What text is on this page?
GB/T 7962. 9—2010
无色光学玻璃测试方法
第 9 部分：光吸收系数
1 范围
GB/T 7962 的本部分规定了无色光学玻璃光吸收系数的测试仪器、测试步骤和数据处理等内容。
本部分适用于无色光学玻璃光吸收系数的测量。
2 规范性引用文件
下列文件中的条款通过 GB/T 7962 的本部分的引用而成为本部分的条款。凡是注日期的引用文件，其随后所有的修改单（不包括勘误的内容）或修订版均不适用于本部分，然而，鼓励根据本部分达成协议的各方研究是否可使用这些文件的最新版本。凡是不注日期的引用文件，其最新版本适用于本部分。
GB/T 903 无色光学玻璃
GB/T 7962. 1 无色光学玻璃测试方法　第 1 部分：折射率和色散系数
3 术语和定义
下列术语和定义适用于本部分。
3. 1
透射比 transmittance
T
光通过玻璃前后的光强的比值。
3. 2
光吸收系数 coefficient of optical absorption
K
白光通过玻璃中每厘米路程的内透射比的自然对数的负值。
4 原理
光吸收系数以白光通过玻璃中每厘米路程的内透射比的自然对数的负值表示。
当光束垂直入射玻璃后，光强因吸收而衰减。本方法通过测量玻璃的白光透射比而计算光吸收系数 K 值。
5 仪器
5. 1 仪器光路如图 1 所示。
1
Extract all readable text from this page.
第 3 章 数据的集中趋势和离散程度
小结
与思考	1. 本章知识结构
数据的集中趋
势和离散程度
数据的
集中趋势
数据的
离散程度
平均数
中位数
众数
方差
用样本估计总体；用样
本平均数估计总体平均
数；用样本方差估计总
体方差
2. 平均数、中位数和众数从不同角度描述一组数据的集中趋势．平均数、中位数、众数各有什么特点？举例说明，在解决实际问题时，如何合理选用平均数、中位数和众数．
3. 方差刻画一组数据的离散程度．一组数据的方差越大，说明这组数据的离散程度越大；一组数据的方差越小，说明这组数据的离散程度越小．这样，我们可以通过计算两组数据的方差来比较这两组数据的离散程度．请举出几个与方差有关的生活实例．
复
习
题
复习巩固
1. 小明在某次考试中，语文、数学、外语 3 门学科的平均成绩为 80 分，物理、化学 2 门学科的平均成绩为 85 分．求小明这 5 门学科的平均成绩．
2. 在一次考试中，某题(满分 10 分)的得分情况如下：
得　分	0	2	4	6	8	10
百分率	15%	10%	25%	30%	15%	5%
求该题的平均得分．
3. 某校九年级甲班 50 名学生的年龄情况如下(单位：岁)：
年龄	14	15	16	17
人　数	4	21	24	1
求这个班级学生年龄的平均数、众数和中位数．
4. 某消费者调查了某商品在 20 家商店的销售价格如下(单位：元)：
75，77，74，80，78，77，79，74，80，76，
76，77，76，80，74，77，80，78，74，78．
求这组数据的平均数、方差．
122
════════
→ DIRECTIONS FOR THIS TASK: Output each record exactly, leaving nothing out.

→ THE RESULT:
What text is on this page?
GB/T 7962. 9—2010
无色光学玻璃测试方法
第 9 部分：光吸收系数
1 范围
GB/T 7962 的本部分规定了无色光学玻璃光吸收系数的测试仪器、测试步骤和数据处理等内容。
本部分适用于无色光学玻璃光吸收系数的测量。
2 规范性引用文件
下列文件中的条款通过 GB/T 7962 的本部分的引用而成为本部分的条款。凡是注日期的引用文件，其随后所有的修改单（不包括勘误的内容）或修订版均不适用于本部分，然而，鼓励根据本部分达成协议的各方研究是否可使用这些文件的最新版本。凡是不注日期的引用文件，其最新版本适用于本部分。
GB/T 903 无色光学玻璃
GB/T 7962. 1 无色光学玻璃测试方法　第 1 部分：折射率和色散系数
3 术语和定义
下列术语和定义适用于本部分。
3. 1
透射比 transmittance
T
光通过玻璃前后的光强的比值。
3. 2
光吸收系数 coefficient of optical absorption
K
白光通过玻璃中每厘米路程的内透射比的自然对数的负值。
4 原理
光吸收系数以白光通过玻璃中每厘米路程的内透射比的自然对数的负值表示。
当光束垂直入射玻璃后，光强因吸收而衰减。本方法通过测量玻璃的白光透射比而计算光吸收系数 K 值。
5 仪器
5. 1 仪器光路如图 1 所示。
1
Extract all readable text from this page.
第 3 章 数据的集中趋势和离散程度
小结
与思考	1. 本章知识结构
数据的集中趋
势和离散程度
数据的
集中趋势
数据的
离散程度
平均数
中位数
众数
方差
用样本估计总体；用样
本平均数估计总体平均
数；用样本方差估计总
体方差
2. 平均数、中位数和众数从不同角度描述一组数据的集中趋势．平均数、中位数、众数各有什么特点？举例说明，在解决实际问题时，如何合理选用平均数、中位数和众数．
3. 方差刻画一组数据的离散程度．一组数据的方差越大，说明这组数据的离散程度越大；一组数据的方差越小，说明这组数据的离散程度越小．这样，我们可以通过计算两组数据的方差来比较这两组数据的离散程度．请举出几个与方差有关的生活实例．
复
习
题
复习巩固
1. 小明在某次考试中，语文、数学、外语 3 门学科的平均成绩为 80 分，物理、化学 2 门学科的平均成绩为 85 分．求小明这 5 门学科的平均成绩．
2. 在一次考试中，某题(满分 10 分)的得分情况如下：
得　分	0	2	4	6	8	10
百分率	15%	10%	25%	30%	15%	5%
求该题的平均得分．
3. 某校九年级甲班 50 名学生的年龄情况如下(单位：岁)：
年龄	14	15	16	17
人　数	4	21	24	1
求这个班级学生年龄的平均数、众数和中位数．
4. 某消费者调查了某商品在 20 家商店的销售价格如下(单位：元)：
75，77，74，80，78，77，79，74，80，76，
76，77，76，80，74，77，80，78，74，78．
求这组数据的平均数、方差．
122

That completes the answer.